--- START OF RAW DATA ---

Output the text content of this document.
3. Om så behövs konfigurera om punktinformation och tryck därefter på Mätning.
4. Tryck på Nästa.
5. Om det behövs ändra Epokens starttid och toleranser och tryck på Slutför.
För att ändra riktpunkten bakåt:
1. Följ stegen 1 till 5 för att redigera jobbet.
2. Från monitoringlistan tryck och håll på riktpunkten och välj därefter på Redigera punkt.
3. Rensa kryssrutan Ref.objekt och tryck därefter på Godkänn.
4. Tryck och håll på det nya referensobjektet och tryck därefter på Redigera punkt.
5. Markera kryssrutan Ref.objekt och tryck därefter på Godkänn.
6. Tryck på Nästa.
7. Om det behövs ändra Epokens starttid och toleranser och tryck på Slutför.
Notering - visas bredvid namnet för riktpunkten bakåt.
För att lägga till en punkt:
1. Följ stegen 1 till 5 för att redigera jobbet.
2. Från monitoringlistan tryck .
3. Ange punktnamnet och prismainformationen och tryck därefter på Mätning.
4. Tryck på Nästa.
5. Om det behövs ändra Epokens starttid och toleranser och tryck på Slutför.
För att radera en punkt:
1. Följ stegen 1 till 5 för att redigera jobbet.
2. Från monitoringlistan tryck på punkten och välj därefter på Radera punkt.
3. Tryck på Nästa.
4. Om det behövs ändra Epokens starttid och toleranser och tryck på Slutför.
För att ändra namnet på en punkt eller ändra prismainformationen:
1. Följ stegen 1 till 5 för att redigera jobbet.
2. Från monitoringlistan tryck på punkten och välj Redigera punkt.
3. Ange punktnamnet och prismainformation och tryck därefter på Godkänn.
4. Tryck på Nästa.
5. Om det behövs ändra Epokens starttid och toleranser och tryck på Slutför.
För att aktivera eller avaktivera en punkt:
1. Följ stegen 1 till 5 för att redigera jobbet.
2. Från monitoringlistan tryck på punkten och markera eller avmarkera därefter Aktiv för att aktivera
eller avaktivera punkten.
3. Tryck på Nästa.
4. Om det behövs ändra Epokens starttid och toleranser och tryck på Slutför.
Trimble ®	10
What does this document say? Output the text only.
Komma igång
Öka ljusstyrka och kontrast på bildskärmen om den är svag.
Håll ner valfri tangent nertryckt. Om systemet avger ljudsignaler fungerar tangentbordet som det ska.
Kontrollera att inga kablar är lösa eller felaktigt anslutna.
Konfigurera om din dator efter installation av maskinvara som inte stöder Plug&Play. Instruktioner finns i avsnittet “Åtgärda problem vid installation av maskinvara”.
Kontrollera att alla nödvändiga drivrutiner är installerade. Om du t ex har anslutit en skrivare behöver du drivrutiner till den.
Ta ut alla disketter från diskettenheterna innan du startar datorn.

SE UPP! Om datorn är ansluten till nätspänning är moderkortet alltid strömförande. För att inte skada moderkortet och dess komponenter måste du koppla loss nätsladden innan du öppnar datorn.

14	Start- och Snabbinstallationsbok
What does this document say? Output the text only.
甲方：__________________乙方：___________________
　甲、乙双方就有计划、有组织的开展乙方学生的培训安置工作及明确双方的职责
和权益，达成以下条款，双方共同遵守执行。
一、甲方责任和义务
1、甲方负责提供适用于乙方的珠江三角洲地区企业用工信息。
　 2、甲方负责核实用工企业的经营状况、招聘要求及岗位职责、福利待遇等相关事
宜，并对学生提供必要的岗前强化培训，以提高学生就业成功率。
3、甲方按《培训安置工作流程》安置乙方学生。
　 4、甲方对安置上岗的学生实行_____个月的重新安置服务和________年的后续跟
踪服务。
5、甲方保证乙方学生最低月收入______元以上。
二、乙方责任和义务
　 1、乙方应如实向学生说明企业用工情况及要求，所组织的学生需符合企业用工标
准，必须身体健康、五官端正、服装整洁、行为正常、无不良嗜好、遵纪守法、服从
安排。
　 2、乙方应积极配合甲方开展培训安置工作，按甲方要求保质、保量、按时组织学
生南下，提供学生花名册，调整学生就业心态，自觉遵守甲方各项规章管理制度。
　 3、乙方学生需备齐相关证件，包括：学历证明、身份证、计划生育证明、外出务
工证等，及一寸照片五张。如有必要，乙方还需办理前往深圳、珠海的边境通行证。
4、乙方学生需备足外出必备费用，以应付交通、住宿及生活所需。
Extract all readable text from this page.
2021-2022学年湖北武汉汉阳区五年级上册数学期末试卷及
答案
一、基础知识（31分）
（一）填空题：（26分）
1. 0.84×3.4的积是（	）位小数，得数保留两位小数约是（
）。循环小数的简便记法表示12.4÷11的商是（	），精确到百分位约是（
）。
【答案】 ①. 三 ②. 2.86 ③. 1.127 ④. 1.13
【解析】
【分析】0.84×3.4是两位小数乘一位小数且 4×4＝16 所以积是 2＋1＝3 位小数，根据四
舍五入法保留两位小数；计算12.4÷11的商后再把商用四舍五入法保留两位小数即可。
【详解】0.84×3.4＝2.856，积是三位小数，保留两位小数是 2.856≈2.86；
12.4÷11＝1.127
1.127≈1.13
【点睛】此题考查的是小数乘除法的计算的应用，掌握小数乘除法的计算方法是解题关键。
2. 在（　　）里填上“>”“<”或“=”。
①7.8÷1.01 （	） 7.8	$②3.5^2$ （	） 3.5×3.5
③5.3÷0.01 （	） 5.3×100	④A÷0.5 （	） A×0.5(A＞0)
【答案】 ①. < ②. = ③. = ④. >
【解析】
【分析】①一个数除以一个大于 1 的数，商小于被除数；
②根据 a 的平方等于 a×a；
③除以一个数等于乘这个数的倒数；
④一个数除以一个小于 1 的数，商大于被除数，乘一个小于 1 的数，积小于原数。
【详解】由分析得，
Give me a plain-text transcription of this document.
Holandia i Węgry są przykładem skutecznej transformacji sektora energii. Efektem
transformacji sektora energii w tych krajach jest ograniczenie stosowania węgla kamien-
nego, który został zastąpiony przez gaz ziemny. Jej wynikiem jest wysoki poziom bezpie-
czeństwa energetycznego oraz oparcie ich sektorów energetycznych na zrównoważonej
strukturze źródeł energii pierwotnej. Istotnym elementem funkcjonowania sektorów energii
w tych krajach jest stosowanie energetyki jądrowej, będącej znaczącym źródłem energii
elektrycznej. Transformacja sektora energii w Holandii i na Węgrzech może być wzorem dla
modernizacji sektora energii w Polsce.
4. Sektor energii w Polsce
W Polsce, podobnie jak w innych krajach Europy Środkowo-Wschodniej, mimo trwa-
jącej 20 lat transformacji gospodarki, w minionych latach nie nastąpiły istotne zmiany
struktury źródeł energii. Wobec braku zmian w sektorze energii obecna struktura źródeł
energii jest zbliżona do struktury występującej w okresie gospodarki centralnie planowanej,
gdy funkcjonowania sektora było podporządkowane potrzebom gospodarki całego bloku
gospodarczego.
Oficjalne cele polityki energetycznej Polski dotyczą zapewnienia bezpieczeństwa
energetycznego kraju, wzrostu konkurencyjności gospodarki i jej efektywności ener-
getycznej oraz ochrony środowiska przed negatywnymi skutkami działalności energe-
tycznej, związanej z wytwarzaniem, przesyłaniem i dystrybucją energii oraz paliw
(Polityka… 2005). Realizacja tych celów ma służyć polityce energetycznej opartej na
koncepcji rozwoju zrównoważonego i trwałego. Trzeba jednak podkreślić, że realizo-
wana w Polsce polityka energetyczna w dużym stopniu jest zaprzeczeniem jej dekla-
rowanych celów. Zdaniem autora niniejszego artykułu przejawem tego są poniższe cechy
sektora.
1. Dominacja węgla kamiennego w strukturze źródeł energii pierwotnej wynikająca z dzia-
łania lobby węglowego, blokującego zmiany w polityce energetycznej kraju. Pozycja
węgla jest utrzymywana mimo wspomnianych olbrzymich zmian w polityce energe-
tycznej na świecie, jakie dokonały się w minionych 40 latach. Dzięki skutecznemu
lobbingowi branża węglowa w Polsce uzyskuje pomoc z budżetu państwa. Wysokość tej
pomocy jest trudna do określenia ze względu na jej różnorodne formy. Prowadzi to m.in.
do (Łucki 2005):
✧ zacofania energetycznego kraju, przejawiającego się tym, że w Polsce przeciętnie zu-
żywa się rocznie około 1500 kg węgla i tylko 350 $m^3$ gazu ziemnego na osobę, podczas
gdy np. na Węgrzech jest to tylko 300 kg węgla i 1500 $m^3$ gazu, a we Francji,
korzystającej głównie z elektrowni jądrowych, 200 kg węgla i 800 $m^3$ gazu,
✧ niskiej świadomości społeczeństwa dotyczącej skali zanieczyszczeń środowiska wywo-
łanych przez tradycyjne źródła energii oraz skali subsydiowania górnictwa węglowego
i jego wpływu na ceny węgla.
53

--- END OF RAW DATA ---

* _SET EXERCISE_
For each line in the data above that contains the string "przez", extract the line.

* _TASK RESPONSE_
nego, który został zastąpiony przez gaz ziemny. Jej wynikiem jest wysoki poziom bezpie-
łanych przez tradycyjne źródła energii oraz skali subsydiowania górnictwa węglowego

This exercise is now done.